▶ _Task description_: In the entries below, identify every line with the string "annotation" and copy it.

=======

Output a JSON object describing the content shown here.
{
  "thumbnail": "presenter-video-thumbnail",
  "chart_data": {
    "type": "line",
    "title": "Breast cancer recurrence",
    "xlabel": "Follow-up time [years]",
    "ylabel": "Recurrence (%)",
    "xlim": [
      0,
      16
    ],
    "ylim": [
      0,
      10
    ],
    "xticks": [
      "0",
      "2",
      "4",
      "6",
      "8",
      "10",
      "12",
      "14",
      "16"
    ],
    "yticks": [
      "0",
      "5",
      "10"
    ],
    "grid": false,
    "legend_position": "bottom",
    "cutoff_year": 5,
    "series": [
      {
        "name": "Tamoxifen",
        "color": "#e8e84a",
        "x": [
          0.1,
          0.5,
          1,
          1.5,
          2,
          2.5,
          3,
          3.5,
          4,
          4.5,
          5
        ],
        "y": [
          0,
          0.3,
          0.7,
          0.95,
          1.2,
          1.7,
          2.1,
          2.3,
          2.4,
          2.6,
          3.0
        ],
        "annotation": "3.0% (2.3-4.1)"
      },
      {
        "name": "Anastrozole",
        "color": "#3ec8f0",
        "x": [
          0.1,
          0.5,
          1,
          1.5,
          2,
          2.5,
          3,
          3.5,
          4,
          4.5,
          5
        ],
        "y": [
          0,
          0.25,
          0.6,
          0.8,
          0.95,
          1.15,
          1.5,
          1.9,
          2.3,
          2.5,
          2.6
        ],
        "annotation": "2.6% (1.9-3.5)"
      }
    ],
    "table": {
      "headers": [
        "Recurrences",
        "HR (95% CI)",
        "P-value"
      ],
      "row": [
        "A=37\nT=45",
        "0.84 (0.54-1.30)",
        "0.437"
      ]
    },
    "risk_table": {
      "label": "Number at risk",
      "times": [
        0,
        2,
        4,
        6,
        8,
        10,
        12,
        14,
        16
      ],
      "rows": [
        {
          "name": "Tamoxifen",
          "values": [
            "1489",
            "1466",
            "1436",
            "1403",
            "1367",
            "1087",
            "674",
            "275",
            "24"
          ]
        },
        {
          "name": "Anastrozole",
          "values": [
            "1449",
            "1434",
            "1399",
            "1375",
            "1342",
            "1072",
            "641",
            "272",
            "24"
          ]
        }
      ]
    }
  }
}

=======

▶ _Exercise response_:
        "annotation": "3.0% (2.3-4.1)"
        "annotation": "2.6% (1.9-3.5)"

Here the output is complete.